**Problem details:**
Pick out the lines below with "heading" and list them.

**Dataset:**

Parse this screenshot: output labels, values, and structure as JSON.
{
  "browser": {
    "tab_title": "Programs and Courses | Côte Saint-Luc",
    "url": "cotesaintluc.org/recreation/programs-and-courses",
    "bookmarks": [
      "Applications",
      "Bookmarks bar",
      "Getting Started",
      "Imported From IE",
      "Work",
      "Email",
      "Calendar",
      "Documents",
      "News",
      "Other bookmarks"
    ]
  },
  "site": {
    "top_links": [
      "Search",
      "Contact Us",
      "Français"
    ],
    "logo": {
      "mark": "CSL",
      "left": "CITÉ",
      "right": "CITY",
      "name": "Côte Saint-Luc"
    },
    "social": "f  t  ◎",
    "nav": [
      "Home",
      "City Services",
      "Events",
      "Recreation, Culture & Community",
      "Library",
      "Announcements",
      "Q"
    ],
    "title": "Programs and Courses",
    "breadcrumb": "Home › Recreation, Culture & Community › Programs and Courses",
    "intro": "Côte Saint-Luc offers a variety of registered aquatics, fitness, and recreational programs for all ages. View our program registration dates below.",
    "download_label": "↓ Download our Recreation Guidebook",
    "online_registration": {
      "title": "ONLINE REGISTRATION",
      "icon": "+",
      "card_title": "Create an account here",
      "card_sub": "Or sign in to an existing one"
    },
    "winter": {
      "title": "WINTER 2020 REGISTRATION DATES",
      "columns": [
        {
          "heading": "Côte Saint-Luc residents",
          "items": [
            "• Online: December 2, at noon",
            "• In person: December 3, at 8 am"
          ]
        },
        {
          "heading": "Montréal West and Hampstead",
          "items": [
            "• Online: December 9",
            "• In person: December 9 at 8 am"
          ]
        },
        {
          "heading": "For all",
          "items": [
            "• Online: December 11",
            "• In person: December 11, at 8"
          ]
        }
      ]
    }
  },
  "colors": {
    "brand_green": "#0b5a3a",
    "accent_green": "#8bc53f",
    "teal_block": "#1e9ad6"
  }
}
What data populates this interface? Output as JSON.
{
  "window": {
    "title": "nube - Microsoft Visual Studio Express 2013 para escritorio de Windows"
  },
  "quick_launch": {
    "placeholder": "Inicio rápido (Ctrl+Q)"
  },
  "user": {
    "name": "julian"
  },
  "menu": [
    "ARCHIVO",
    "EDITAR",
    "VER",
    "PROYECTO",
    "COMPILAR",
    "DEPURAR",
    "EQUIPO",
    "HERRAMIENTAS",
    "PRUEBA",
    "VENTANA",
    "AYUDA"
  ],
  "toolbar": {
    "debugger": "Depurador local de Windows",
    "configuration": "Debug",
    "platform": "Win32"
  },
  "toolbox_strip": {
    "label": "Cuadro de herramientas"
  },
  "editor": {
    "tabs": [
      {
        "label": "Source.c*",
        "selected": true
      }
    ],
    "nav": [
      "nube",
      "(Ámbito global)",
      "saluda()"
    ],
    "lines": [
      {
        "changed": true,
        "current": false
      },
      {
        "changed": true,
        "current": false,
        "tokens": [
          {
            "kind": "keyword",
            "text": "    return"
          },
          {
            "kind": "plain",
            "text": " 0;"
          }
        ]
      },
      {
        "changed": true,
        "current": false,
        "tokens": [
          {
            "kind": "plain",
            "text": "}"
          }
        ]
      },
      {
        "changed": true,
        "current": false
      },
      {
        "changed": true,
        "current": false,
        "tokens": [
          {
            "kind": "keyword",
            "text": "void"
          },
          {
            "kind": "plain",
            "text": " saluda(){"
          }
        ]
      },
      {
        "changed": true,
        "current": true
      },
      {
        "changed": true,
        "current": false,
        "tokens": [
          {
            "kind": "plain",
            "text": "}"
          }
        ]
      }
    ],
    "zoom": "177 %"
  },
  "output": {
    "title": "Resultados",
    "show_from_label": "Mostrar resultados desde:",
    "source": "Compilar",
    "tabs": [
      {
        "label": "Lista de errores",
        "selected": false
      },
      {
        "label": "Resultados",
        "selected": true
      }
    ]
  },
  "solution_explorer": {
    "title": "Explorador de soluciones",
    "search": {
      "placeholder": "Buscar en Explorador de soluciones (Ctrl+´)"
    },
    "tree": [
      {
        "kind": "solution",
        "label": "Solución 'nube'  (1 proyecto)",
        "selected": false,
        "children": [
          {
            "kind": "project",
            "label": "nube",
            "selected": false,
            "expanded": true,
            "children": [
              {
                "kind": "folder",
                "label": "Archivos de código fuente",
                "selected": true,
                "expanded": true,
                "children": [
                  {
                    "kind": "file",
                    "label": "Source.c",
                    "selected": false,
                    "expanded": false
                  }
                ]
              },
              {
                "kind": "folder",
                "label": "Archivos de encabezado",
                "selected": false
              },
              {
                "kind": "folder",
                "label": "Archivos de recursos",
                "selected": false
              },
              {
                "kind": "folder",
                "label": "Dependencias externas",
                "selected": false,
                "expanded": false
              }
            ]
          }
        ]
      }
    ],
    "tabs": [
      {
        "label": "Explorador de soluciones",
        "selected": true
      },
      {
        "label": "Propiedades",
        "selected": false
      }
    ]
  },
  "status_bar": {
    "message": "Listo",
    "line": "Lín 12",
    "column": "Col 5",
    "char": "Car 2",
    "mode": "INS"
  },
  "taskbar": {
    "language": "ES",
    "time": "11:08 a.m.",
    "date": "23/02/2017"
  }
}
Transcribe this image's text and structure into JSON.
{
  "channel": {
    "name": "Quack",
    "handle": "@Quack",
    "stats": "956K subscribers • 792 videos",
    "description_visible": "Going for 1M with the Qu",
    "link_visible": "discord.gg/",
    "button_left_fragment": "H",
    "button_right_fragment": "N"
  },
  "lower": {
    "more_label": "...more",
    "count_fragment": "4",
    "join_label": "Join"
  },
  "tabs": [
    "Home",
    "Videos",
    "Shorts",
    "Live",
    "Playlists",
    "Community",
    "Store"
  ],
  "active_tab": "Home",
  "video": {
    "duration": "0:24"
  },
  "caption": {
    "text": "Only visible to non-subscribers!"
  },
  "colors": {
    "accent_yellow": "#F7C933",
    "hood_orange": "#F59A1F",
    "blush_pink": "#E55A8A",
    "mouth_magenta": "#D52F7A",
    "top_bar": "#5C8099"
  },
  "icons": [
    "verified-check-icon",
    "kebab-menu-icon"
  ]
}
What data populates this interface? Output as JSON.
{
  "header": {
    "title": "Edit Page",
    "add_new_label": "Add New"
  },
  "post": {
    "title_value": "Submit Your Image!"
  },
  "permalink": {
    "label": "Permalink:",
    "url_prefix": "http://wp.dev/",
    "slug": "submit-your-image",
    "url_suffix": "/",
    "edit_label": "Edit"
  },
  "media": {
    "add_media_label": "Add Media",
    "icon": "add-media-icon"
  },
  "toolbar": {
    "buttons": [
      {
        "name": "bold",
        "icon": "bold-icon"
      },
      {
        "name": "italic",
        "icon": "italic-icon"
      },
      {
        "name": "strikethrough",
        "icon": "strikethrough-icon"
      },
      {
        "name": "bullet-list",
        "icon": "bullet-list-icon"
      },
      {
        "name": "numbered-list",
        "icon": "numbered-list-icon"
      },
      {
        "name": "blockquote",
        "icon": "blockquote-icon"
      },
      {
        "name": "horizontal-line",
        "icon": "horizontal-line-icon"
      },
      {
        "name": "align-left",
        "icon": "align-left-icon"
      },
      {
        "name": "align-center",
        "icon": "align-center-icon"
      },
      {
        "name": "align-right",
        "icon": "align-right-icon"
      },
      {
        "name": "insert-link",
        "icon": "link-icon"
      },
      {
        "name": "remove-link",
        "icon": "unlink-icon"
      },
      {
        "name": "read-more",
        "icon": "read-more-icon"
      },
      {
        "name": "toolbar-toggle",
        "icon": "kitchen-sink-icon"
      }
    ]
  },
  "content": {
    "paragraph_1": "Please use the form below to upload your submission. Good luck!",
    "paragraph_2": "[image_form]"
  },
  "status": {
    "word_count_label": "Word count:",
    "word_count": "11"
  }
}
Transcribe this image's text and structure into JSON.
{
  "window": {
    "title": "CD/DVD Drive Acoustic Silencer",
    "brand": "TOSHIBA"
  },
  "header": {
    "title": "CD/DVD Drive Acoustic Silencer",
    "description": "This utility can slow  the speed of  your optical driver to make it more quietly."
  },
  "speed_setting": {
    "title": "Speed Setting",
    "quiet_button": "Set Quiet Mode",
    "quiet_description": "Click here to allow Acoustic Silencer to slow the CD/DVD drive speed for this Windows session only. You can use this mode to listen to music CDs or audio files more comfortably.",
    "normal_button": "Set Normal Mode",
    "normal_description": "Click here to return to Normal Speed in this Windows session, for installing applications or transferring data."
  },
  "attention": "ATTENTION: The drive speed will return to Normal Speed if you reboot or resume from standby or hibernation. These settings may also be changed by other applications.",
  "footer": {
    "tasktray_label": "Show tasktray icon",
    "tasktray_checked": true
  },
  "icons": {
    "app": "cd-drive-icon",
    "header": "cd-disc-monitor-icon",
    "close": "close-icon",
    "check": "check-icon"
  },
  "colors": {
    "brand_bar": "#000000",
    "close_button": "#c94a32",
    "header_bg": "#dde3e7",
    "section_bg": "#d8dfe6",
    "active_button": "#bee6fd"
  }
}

**Output of the exercise:**
          "heading": "Côte Saint-Luc residents",
          "heading": "Montréal West and Hampstead",
          "heading": "For all",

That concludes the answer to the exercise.